Provided records.
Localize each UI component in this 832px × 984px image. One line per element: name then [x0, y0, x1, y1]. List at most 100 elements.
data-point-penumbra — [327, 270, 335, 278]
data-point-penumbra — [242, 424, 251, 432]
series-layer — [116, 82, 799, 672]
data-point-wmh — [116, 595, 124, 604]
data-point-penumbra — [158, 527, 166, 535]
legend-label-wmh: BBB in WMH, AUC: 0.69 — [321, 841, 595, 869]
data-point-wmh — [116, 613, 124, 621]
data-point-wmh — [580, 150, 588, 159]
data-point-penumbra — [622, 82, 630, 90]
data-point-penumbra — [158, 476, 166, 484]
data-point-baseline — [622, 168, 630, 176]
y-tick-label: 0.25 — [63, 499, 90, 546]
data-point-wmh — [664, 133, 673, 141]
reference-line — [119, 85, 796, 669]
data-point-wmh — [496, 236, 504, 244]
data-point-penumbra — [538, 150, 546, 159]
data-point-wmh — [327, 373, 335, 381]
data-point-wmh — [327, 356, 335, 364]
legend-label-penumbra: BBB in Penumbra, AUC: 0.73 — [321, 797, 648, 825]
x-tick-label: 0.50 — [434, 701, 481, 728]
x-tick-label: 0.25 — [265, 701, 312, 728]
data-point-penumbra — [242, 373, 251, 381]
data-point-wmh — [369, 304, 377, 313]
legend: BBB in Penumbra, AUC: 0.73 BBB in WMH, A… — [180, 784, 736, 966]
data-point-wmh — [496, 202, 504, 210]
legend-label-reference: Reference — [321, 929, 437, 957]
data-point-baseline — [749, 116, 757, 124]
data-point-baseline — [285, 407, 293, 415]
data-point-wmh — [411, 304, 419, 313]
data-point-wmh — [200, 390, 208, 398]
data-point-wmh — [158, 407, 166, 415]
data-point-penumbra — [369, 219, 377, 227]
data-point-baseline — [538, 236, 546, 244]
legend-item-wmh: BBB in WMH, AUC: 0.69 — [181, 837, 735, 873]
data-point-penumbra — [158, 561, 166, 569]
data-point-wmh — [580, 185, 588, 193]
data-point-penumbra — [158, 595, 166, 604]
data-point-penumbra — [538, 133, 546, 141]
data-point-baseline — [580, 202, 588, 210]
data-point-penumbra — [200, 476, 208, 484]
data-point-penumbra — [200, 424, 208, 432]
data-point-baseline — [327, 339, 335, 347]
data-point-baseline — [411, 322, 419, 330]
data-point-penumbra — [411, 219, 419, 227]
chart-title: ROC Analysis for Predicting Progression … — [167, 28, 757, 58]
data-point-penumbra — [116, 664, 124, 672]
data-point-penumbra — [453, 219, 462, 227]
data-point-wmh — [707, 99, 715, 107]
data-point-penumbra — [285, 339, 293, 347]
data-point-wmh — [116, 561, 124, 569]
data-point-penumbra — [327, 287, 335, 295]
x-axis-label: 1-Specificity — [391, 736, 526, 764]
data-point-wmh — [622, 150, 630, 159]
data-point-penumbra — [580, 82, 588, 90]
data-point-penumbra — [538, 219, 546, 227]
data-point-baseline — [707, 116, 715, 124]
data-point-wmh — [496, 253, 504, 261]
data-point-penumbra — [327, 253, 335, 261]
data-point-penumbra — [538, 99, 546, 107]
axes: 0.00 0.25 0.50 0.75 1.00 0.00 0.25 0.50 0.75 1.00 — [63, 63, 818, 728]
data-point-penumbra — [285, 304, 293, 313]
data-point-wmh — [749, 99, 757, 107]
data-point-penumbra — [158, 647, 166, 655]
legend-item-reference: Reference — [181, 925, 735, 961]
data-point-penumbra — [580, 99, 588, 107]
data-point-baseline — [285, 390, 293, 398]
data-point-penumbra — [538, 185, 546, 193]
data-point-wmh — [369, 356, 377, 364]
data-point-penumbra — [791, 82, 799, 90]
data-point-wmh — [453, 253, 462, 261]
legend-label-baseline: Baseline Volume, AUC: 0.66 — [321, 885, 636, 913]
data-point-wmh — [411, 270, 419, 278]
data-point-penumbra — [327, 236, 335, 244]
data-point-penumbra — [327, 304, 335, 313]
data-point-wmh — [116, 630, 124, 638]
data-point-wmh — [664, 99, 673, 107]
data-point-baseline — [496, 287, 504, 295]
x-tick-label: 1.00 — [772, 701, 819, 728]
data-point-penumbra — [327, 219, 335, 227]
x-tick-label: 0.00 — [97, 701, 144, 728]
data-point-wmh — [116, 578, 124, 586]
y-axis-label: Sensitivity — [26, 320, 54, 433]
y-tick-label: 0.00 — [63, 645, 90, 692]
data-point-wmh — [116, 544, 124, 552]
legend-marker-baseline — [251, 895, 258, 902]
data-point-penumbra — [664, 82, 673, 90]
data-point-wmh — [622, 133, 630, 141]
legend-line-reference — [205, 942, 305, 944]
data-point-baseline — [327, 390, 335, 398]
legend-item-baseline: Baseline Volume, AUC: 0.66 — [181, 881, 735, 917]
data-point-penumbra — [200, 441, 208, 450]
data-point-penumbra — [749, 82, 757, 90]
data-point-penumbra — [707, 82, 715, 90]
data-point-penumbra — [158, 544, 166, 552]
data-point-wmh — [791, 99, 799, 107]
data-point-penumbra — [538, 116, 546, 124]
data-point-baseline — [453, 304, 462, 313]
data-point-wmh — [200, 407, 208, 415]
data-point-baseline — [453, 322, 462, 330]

Task objective.
Please update the data from its first line down through the line containing "series-layer — [116, 82, 799, 672]", replacing "Localize" with "Locate" and changing nothing else. Return only those lines.

Result.
Locate each UI component in this 832px × 984px image. One line per element: name then [x0, y0, x1, y1]. List at most 100 elements.
data-point-penumbra — [327, 270, 335, 278]
data-point-penumbra — [242, 424, 251, 432]
series-layer — [116, 82, 799, 672]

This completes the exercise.